_Directions_
All of the listing below must be repeated word for word. Pictures are the only thing to omit.

****

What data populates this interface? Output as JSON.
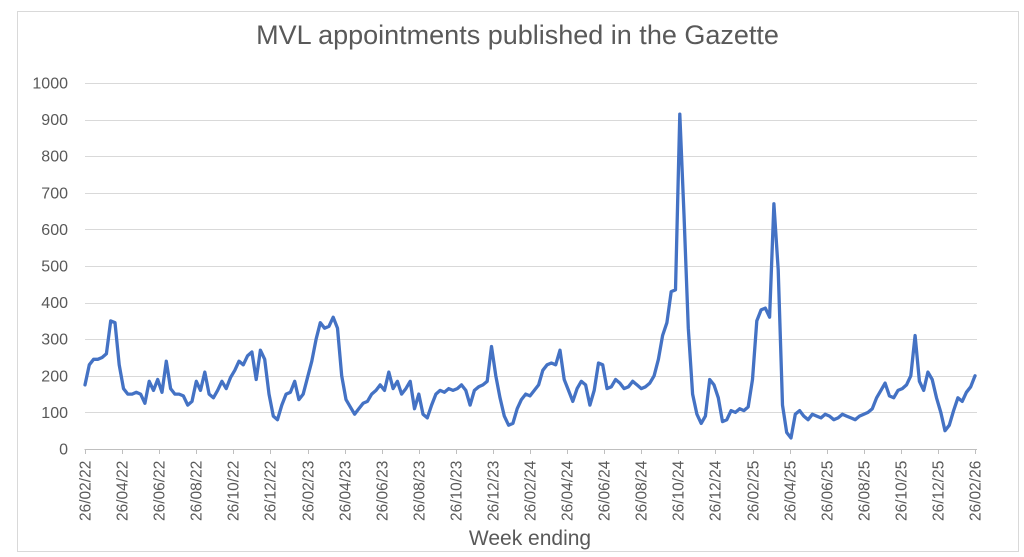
{
  "chart_data": {
    "type": "line",
    "title": "MVL appointments published in the Gazette",
    "xlabel": "Week ending",
    "ylabel": "",
    "x_start": "26/02/22",
    "x_end": "26/02/26",
    "x_interval": "weekly",
    "x_tick_labels": [
      "26/02/22",
      "26/04/22",
      "26/06/22",
      "26/08/22",
      "26/10/22",
      "26/12/22",
      "26/02/23",
      "26/04/23",
      "26/06/23",
      "26/08/23",
      "26/10/23",
      "26/12/23",
      "26/02/24",
      "26/04/24",
      "26/06/24",
      "26/08/24",
      "26/10/24",
      "26/12/24",
      "26/02/25",
      "26/04/25",
      "26/06/25",
      "26/08/25",
      "26/10/25",
      "26/12/25",
      "26/02/26"
    ],
    "y_ticks": [
      0,
      100,
      200,
      300,
      400,
      500,
      600,
      700,
      800,
      900,
      1000
    ],
    "ylim": [
      0,
      1000
    ],
    "grid": "horizontal",
    "legend": "none",
    "line_color": "#4472C4",
    "series": [
      {
        "name": "MVL appointments",
        "values": [
          175,
          230,
          245,
          245,
          250,
          260,
          350,
          345,
          230,
          165,
          150,
          150,
          155,
          150,
          125,
          185,
          160,
          190,
          155,
          240,
          165,
          150,
          150,
          145,
          120,
          130,
          185,
          160,
          210,
          150,
          140,
          160,
          185,
          165,
          195,
          215,
          240,
          230,
          255,
          265,
          190,
          270,
          245,
          150,
          90,
          80,
          120,
          150,
          155,
          185,
          135,
          150,
          195,
          240,
          300,
          345,
          330,
          335,
          360,
          330,
          200,
          135,
          115,
          95,
          110,
          125,
          130,
          150,
          160,
          175,
          160,
          210,
          165,
          185,
          150,
          165,
          185,
          110,
          150,
          95,
          85,
          120,
          150,
          160,
          155,
          165,
          160,
          165,
          175,
          160,
          120,
          160,
          170,
          175,
          185,
          280,
          200,
          140,
          90,
          65,
          70,
          110,
          135,
          150,
          145,
          160,
          175,
          215,
          230,
          235,
          230,
          270,
          190,
          160,
          130,
          165,
          185,
          175,
          120,
          160,
          235,
          230,
          165,
          170,
          190,
          180,
          165,
          170,
          185,
          175,
          165,
          170,
          180,
          200,
          245,
          310,
          345,
          430,
          435,
          915,
          640,
          330,
          150,
          95,
          70,
          90,
          190,
          175,
          140,
          75,
          80,
          105,
          100,
          110,
          105,
          115,
          190,
          350,
          380,
          385,
          360,
          670,
          490,
          120,
          45,
          30,
          95,
          105,
          90,
          80,
          95,
          90,
          85,
          95,
          90,
          80,
          85,
          95,
          90,
          85,
          80,
          90,
          95,
          100,
          110,
          140,
          160,
          180,
          145,
          140,
          160,
          165,
          175,
          200,
          310,
          185,
          160,
          210,
          190,
          140,
          100,
          50,
          65,
          105,
          140,
          130,
          155,
          170,
          200
        ]
      }
    ]
  },
  "colors": {
    "line": "#4472C4",
    "grid": "#D9D9D9",
    "axis": "#BFBFBF",
    "text": "#595959",
    "border": "#D9D9D9",
    "background": "#FFFFFF"
  }
}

****

_Solution_
What data populates this interface? Output as JSON.
{
  "chart_data": {
    "type": "line",
    "title": "MVL appointments published in the Gazette",
    "xlabel": "Week ending",
    "ylabel": "",
    "x_start": "26/02/22",
    "x_end": "26/02/26",
    "x_interval": "weekly",
    "x_tick_labels": [
      "26/02/22",
      "26/04/22",
      "26/06/22",
      "26/08/22",
      "26/10/22",
      "26/12/22",
      "26/02/23",
      "26/04/23",
      "26/06/23",
      "26/08/23",
      "26/10/23",
      "26/12/23",
      "26/02/24",
      "26/04/24",
      "26/06/24",
      "26/08/24",
      "26/10/24",
      "26/12/24",
      "26/02/25",
      "26/04/25",
      "26/06/25",
      "26/08/25",
      "26/10/25",
      "26/12/25",
      "26/02/26"
    ],
    "y_ticks": [
      0,
      100,
      200,
      300,
      400,
      500,
      600,
      700,
      800,
      900,
      1000
    ],
    "ylim": [
      0,
      1000
    ],
    "grid": "horizontal",
    "legend": "none",
    "line_color": "#4472C4",
    "series": [
      {
        "name": "MVL appointments",
        "values": [
          175,
          230,
          245,
          245,
          250,
          260,
          350,
          345,
          230,
          165,
          150,
          150,
          155,
          150,
          125,
          185,
          160,
          190,
          155,
          240,
          165,
          150,
          150,
          145,
          120,
          130,
          185,
          160,
          210,
          150,
          140,
          160,
          185,
          165,
          195,
          215,
          240,
          230,
          255,
          265,
          190,
          270,
          245,
          150,
          90,
          80,
          120,
          150,
          155,
          185,
          135,
          150,
          195,
          240,
          300,
          345,
          330,
          335,
          360,
          330,
          200,
          135,
          115,
          95,
          110,
          125,
          130,
          150,
          160,
          175,
          160,
          210,
          165,
          185,
          150,
          165,
          185,
          110,
          150,
          95,
          85,
          120,
          150,
          160,
          155,
          165,
          160,
          165,
          175,
          160,
          120,
          160,
          170,
          175,
          185,
          280,
          200,
          140,
          90,
          65,
          70,
          110,
          135,
          150,
          145,
          160,
          175,
          215,
          230,
          235,
          230,
          270,
          190,
          160,
          130,
          165,
          185,
          175,
          120,
          160,
          235,
          230,
          165,
          170,
          190,
          180,
          165,
          170,
          185,
          175,
          165,
          170,
          180,
          200,
          245,
          310,
          345,
          430,
          435,
          915,
          640,
          330,
          150,
          95,
          70,
          90,
          190,
          175,
          140,
          75,
          80,
          105,
          100,
          110,
          105,
          115,
          190,
          350,
          380,
          385,
          360,
          670,
          490,
          120,
          45,
          30,
          95,
          105,
          90,
          80,
          95,
          90,
          85,
          95,
          90,
          80,
          85,
          95,
          90,
          85,
          80,
          90,
          95,
          100,
          110,
          140,
          160,
          180,
          145,
          140,
          160,
          165,
          175,
          200,
          310,
          185,
          160,
          210,
          190,
          140,
          100,
          50,
          65,
          105,
          140,
          130,
          155,
          170,
          200
        ]
      }
    ]
  },
  "colors": {
    "line": "#4472C4",
    "grid": "#D9D9D9",
    "axis": "#BFBFBF",
    "text": "#595959",
    "border": "#D9D9D9",
    "background": "#FFFFFF"
  }
}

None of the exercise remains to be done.